**WHAT THIS TASK INVOLVES**
Search the data for the string "device" and extract every line where it appears.

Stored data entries
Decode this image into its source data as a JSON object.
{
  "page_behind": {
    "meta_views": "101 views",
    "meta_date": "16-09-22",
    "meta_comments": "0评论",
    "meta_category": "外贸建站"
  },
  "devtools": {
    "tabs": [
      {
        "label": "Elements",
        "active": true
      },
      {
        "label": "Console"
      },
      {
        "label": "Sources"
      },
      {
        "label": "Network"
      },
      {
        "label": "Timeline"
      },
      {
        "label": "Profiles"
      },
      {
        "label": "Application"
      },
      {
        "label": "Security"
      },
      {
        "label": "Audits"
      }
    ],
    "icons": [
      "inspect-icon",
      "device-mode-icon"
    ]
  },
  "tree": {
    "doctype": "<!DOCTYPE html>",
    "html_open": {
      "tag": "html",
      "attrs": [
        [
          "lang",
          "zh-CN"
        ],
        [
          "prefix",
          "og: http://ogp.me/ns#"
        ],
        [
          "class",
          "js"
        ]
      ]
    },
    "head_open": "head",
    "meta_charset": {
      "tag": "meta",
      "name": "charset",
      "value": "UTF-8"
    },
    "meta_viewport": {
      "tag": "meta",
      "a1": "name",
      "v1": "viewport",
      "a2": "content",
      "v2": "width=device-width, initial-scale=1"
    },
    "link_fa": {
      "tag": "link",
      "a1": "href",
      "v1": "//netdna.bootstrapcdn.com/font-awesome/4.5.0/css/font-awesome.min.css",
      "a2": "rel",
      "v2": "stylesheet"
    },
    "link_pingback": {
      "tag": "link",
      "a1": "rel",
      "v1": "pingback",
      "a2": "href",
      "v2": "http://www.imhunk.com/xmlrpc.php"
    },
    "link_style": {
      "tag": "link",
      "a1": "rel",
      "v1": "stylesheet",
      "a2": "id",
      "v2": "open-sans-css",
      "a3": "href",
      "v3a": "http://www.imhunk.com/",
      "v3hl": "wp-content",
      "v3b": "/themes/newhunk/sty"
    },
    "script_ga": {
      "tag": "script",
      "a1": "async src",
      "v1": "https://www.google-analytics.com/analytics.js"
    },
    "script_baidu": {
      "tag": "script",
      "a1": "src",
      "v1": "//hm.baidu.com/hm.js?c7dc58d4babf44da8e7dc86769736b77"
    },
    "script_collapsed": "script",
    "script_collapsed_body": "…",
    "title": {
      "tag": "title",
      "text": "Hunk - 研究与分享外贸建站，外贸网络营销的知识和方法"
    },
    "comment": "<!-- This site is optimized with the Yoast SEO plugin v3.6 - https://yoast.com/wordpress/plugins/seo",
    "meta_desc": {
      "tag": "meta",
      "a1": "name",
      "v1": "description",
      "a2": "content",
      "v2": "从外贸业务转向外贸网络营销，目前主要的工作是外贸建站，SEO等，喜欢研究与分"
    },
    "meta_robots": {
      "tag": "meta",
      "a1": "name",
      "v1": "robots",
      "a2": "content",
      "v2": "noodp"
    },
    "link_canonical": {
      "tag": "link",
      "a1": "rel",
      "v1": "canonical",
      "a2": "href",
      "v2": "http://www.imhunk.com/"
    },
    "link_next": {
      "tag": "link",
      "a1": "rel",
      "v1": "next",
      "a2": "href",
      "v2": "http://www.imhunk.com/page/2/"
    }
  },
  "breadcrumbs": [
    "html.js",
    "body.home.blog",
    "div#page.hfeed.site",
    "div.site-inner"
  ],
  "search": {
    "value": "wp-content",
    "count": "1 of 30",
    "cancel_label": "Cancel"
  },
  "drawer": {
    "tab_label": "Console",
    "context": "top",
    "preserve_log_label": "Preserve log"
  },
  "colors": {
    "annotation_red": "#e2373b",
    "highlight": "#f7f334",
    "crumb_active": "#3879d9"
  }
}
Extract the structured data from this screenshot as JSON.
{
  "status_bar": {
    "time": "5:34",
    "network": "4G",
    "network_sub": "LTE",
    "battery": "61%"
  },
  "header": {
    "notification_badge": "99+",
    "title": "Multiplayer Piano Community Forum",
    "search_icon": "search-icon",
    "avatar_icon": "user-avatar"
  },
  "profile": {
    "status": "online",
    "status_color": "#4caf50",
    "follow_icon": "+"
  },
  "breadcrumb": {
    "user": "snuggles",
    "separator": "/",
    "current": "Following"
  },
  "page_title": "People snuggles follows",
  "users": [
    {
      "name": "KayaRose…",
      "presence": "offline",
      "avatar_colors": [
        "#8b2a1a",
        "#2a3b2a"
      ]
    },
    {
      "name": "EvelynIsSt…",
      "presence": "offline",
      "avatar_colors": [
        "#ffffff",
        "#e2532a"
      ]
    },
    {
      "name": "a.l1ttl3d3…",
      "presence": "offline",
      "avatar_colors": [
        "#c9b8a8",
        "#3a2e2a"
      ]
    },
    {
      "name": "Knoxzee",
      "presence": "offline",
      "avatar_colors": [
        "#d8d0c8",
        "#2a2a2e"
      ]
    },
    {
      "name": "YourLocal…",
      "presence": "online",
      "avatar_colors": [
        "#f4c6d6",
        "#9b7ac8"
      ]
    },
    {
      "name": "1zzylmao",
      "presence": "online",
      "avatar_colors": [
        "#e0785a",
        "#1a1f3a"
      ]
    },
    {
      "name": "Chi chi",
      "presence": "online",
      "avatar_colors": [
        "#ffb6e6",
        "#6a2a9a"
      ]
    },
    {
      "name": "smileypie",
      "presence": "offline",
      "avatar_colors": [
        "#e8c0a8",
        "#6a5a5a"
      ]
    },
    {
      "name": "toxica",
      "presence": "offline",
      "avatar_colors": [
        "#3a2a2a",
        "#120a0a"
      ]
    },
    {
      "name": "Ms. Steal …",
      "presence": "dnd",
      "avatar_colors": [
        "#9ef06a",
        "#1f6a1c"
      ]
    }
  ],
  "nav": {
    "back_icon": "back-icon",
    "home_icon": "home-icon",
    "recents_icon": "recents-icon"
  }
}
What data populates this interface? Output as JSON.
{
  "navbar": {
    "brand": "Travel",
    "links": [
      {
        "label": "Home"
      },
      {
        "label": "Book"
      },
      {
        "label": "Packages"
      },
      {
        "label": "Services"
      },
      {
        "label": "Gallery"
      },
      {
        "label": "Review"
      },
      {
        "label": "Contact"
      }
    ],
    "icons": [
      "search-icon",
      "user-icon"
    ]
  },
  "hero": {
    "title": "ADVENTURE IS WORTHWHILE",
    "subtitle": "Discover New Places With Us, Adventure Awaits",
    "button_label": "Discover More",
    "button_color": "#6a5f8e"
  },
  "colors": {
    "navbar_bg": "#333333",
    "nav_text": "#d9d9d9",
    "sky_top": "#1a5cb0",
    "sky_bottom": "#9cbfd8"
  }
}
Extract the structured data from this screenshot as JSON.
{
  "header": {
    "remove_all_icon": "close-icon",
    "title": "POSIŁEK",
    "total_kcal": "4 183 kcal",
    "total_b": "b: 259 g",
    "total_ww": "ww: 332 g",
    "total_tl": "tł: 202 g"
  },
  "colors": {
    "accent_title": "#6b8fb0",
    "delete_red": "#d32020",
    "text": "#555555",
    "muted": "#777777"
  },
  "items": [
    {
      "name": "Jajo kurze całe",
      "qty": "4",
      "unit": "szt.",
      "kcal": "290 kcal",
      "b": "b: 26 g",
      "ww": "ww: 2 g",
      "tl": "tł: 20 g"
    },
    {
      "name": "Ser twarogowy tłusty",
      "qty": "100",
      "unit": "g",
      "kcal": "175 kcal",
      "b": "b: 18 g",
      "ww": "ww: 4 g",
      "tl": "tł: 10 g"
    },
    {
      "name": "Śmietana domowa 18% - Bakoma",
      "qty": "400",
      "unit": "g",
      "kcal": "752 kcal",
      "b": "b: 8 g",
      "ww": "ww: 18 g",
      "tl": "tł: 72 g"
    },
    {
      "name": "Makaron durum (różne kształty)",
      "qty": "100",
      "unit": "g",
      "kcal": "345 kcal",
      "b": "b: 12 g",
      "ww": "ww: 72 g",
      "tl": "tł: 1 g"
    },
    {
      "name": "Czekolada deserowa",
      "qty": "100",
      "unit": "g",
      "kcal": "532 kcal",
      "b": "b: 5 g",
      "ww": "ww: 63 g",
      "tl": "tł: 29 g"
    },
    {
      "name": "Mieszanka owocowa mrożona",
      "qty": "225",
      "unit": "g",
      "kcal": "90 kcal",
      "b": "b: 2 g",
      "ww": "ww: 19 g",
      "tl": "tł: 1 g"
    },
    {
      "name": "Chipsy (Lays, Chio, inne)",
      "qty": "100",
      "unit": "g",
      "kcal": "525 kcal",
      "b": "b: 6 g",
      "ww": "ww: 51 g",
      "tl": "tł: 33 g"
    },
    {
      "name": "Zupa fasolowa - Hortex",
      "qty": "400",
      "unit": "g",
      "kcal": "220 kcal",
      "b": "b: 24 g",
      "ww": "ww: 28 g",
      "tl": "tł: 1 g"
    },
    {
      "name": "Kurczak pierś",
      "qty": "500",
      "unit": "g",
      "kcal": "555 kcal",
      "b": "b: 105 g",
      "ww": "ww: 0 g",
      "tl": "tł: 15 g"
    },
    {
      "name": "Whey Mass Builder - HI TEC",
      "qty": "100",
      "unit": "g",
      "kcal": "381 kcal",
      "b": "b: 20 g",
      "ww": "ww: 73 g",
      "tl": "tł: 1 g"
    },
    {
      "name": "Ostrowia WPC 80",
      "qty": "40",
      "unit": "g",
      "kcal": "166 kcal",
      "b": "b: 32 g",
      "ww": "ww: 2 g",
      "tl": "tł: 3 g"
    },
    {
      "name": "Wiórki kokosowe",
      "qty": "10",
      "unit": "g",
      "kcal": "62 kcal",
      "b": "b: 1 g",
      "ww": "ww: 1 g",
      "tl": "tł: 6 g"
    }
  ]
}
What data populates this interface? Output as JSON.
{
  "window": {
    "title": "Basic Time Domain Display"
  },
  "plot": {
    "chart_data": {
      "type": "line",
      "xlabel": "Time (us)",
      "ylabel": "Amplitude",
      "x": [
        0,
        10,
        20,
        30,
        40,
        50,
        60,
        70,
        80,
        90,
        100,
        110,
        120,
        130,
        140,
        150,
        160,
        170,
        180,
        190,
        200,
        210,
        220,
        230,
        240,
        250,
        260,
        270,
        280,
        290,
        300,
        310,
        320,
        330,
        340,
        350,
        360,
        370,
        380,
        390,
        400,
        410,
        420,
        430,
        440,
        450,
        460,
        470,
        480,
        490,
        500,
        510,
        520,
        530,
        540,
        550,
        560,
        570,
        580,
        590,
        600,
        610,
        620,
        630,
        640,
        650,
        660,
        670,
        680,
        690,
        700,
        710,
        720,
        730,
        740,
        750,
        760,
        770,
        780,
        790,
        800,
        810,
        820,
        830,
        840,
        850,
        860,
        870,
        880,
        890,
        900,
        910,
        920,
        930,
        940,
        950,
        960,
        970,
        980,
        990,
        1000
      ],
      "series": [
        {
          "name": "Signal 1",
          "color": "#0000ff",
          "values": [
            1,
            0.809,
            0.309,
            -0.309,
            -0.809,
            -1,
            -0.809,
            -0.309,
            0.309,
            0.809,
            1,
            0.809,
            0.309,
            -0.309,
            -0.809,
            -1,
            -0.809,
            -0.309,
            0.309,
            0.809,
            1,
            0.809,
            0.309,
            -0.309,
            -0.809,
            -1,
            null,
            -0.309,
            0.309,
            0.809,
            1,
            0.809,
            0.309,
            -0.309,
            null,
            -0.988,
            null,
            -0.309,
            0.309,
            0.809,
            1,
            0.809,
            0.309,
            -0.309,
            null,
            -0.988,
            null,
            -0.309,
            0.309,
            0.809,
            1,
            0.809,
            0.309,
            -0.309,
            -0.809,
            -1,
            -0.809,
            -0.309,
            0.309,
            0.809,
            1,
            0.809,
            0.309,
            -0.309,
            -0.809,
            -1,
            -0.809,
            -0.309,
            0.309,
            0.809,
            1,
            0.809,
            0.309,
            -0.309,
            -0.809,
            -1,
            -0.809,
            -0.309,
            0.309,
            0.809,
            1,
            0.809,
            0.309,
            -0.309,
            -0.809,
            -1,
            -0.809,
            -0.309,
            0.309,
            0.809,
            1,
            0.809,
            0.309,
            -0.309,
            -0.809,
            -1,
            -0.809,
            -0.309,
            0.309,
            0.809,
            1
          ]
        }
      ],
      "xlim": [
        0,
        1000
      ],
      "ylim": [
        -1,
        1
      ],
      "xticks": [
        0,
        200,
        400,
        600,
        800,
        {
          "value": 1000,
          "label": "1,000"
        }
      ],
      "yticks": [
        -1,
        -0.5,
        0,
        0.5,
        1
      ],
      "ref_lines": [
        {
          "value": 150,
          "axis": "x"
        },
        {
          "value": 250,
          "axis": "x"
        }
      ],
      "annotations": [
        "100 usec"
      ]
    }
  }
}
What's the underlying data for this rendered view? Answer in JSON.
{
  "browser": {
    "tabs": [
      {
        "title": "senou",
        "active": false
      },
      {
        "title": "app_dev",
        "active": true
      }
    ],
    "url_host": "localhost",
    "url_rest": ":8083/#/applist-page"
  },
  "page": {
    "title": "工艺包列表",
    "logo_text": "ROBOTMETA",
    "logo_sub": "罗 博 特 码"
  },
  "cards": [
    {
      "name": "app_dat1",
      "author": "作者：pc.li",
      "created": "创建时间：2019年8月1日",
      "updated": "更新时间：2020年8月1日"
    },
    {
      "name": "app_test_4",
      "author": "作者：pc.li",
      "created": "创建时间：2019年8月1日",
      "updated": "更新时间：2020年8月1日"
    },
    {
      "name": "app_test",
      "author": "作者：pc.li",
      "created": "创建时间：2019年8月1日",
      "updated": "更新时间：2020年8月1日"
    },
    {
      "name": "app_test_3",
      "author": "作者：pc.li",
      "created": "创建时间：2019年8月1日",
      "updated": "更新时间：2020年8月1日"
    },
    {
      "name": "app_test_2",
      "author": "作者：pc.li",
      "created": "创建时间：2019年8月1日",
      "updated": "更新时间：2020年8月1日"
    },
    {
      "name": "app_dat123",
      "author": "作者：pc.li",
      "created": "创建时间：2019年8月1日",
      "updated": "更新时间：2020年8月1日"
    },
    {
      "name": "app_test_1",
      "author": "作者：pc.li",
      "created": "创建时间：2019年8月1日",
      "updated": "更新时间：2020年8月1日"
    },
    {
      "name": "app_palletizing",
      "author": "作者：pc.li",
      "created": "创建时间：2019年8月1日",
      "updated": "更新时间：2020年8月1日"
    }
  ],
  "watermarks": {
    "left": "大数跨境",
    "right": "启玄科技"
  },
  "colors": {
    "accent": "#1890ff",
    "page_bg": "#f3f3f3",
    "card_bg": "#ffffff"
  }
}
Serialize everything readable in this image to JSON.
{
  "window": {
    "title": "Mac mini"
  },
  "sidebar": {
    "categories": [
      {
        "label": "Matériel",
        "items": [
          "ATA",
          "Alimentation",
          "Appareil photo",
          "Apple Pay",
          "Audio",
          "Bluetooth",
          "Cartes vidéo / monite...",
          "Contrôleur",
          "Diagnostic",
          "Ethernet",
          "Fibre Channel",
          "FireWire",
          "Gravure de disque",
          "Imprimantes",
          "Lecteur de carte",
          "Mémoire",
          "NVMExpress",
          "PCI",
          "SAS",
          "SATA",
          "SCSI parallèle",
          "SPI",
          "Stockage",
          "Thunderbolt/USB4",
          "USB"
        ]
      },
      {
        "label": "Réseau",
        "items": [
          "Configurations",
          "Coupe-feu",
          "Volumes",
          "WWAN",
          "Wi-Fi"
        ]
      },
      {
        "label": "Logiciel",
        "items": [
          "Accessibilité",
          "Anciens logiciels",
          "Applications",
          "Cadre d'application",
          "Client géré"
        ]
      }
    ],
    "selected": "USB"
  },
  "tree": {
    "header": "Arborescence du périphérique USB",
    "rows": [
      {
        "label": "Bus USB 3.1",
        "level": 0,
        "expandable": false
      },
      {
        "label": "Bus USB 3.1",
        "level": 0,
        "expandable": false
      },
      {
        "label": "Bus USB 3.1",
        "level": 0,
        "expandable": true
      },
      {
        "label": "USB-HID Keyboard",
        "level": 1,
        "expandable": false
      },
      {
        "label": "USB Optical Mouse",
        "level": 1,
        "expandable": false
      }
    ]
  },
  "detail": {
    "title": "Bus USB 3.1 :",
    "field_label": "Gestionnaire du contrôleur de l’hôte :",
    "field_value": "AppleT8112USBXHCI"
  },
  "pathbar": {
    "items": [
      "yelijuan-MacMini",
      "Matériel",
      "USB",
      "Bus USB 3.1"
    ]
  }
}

**TASK SOLUTION**
      "device-mode-icon"
      "v2": "width=device-width, initial-scale=1"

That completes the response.